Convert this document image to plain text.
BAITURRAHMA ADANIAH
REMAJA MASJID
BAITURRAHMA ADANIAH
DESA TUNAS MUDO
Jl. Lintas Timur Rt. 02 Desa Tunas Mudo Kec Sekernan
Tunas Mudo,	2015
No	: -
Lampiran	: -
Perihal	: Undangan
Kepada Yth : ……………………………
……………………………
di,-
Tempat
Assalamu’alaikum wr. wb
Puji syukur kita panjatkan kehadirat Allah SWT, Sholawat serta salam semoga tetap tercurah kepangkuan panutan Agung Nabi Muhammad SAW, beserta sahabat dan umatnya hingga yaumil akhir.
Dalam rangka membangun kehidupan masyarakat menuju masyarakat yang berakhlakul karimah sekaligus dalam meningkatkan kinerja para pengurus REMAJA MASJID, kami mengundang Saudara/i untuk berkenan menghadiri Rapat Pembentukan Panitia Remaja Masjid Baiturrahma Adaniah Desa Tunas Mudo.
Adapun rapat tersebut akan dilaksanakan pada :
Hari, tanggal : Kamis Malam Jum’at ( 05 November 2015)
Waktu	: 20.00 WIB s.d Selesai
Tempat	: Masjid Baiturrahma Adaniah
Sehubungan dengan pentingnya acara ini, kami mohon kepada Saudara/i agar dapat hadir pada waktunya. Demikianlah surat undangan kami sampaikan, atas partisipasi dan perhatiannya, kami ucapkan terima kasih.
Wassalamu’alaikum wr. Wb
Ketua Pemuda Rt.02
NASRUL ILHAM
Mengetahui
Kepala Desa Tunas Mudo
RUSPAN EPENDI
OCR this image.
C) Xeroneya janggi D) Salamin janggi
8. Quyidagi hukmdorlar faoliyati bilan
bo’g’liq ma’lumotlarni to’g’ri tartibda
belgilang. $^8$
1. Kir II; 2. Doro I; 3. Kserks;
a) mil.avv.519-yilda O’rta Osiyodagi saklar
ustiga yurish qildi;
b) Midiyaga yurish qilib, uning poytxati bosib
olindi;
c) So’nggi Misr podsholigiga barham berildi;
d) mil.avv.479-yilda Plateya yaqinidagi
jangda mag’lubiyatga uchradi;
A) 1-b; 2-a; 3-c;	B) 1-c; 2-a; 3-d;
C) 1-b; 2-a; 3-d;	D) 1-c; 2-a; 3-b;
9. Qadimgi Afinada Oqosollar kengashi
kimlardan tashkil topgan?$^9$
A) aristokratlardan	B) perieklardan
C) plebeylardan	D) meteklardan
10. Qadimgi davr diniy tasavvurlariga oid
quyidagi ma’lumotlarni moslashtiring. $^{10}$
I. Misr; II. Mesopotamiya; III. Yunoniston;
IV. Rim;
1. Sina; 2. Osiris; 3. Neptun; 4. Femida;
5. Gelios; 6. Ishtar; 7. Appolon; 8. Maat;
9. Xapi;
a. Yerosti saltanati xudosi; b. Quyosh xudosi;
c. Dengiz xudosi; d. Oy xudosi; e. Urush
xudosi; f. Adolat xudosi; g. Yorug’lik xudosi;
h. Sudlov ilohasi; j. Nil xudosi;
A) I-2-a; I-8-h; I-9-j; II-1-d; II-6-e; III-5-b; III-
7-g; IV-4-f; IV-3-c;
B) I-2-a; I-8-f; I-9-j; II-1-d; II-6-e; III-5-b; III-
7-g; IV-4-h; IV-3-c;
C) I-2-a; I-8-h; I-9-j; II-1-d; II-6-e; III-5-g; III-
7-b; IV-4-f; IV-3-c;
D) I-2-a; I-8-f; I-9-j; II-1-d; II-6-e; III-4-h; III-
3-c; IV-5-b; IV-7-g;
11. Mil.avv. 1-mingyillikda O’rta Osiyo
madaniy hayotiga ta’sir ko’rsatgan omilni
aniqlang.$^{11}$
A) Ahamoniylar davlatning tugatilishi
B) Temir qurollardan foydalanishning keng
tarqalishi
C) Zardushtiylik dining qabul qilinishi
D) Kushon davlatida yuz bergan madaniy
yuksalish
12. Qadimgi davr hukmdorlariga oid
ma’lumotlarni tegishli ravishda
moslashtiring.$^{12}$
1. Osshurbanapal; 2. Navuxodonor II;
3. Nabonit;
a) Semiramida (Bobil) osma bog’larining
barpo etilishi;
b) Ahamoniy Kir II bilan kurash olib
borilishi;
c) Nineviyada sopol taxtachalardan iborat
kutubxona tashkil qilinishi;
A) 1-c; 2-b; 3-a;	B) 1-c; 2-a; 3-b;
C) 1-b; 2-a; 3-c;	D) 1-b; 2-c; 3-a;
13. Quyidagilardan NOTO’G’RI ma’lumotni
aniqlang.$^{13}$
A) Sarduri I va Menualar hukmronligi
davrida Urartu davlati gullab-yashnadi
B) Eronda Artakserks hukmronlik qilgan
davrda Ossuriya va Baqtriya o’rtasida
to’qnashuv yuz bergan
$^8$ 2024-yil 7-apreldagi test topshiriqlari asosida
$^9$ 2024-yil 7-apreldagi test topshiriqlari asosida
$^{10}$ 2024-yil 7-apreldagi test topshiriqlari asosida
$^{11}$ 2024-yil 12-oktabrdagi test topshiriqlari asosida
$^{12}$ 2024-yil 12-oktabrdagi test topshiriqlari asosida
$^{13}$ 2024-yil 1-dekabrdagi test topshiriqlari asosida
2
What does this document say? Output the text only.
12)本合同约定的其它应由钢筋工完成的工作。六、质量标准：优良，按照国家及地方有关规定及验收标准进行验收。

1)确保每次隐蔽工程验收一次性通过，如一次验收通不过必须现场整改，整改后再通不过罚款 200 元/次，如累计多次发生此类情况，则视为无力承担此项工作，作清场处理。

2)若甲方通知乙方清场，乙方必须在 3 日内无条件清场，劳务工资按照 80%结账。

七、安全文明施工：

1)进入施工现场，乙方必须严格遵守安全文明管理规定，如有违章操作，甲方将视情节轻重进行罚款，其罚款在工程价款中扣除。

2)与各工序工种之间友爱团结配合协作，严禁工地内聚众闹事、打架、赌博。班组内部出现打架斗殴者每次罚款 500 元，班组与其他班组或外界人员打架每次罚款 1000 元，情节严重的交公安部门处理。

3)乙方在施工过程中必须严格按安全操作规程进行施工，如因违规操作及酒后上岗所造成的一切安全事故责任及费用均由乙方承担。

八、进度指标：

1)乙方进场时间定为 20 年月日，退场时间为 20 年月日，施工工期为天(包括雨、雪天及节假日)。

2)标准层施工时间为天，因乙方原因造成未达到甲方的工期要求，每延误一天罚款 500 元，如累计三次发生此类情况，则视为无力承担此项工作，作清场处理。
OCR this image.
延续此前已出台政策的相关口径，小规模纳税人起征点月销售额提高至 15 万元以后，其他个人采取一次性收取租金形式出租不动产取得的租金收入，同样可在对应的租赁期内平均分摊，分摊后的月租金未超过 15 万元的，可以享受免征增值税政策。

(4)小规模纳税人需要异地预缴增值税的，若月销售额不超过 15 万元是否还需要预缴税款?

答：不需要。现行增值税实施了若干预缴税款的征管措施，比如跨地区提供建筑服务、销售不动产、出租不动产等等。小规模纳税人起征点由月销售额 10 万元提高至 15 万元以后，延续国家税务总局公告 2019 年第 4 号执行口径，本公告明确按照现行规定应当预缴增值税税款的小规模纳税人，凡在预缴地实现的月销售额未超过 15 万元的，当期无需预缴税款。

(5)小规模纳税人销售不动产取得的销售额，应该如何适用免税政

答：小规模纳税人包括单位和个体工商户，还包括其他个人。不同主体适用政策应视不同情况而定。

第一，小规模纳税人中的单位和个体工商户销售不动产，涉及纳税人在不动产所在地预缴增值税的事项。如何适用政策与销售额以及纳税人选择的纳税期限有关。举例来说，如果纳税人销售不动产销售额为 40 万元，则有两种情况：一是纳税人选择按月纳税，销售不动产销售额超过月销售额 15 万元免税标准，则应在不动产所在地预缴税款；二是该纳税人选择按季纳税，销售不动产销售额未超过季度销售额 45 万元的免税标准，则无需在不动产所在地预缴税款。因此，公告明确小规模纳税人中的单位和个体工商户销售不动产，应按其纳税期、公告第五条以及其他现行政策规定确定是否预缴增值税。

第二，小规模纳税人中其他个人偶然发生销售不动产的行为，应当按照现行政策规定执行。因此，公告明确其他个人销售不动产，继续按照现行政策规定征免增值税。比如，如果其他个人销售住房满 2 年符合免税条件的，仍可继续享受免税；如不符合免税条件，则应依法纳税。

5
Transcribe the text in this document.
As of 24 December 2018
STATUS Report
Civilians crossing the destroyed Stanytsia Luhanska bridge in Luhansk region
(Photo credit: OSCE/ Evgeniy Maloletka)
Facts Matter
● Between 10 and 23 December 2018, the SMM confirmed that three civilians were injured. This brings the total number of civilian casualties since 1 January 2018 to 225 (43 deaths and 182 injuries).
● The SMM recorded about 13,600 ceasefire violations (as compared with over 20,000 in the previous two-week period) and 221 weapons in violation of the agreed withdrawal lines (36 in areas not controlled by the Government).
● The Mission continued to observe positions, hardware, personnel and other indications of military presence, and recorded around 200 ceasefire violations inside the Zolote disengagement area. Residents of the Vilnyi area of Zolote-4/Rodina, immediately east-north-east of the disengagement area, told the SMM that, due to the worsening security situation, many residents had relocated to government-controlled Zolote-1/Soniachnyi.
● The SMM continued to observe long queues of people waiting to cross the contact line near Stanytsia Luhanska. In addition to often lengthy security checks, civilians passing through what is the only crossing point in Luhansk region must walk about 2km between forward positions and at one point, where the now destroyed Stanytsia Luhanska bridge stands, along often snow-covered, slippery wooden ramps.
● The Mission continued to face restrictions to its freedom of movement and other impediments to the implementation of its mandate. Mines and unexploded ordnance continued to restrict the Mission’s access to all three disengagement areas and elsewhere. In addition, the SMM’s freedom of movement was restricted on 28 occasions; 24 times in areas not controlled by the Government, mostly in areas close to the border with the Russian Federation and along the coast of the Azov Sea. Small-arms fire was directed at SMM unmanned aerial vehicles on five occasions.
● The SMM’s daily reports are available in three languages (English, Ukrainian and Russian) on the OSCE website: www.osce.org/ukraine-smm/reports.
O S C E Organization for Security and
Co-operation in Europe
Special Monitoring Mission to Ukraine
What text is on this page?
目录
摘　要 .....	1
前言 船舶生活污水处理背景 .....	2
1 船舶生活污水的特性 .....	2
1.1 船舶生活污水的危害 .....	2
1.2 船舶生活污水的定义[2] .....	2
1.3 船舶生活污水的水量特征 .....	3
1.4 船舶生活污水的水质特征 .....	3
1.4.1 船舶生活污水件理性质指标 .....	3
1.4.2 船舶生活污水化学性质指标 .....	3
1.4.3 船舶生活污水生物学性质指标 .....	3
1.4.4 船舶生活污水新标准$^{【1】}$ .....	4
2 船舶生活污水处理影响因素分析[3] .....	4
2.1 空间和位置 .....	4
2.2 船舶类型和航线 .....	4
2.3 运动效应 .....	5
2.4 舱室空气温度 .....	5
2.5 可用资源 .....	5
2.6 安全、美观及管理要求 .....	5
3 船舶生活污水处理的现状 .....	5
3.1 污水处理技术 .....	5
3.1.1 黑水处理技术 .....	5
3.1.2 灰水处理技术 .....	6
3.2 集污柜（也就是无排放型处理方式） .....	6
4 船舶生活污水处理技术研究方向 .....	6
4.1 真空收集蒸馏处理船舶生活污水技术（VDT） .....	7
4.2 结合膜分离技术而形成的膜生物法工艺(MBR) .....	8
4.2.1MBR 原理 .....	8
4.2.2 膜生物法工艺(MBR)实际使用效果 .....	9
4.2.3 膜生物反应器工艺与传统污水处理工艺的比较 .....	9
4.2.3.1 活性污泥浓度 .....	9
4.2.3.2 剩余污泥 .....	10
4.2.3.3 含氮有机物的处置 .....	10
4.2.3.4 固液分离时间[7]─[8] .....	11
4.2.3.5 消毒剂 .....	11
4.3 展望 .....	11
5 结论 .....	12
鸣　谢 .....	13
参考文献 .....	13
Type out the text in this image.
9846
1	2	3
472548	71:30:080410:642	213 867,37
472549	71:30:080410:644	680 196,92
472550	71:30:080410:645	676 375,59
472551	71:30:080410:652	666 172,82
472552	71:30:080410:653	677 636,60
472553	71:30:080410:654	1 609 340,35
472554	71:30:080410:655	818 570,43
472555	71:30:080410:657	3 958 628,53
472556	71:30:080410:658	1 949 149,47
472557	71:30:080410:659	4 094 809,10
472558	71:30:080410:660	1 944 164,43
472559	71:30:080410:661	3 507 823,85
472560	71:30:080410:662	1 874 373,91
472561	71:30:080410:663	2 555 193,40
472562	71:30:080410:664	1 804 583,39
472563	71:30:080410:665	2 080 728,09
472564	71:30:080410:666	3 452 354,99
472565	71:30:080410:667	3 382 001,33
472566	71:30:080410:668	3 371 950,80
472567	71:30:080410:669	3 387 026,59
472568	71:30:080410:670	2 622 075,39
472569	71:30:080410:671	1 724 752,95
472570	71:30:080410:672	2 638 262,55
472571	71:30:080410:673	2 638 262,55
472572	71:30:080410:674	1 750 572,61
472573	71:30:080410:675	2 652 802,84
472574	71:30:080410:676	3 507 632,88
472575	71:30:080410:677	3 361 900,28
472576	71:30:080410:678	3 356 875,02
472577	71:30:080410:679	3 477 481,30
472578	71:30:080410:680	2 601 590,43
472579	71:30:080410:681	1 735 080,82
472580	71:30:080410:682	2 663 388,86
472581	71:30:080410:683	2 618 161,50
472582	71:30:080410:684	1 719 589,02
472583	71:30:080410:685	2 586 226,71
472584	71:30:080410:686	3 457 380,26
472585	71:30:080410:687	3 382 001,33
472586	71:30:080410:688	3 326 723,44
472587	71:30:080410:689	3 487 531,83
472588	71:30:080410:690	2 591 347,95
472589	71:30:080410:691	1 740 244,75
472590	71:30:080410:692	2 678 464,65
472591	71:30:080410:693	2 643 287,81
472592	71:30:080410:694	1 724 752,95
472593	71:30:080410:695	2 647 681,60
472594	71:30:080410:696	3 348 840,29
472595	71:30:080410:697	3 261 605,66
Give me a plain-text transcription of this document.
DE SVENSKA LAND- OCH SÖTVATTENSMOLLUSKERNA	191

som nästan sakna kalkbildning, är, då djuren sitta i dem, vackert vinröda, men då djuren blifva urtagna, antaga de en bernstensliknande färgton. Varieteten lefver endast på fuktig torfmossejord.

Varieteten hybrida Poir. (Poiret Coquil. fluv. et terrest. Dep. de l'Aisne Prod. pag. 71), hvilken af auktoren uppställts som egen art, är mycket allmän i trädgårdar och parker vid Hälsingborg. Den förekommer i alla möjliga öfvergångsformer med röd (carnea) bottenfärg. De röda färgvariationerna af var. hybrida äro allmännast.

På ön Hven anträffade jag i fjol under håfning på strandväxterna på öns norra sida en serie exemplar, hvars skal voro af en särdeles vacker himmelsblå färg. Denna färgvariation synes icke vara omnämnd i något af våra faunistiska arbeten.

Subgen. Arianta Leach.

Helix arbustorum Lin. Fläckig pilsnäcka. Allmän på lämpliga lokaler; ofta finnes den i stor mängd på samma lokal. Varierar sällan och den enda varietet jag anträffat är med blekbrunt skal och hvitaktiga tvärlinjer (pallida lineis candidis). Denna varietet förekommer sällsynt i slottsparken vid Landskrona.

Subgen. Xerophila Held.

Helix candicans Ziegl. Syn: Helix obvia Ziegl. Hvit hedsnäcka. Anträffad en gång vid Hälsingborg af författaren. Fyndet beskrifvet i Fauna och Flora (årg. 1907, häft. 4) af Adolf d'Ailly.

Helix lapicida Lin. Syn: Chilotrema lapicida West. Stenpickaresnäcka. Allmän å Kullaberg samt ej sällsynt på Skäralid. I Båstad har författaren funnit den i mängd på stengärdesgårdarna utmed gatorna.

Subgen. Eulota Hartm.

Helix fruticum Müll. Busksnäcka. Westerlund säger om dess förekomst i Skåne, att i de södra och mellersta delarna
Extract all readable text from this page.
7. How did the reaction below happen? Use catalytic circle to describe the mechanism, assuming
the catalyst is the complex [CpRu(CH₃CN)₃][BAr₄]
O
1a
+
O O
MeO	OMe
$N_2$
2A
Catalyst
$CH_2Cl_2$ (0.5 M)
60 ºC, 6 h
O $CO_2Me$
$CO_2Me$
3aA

════════════════════

Job:
State how many lines of the entries above include the word "alaikum", offering no text other than the number.

Solution below:
2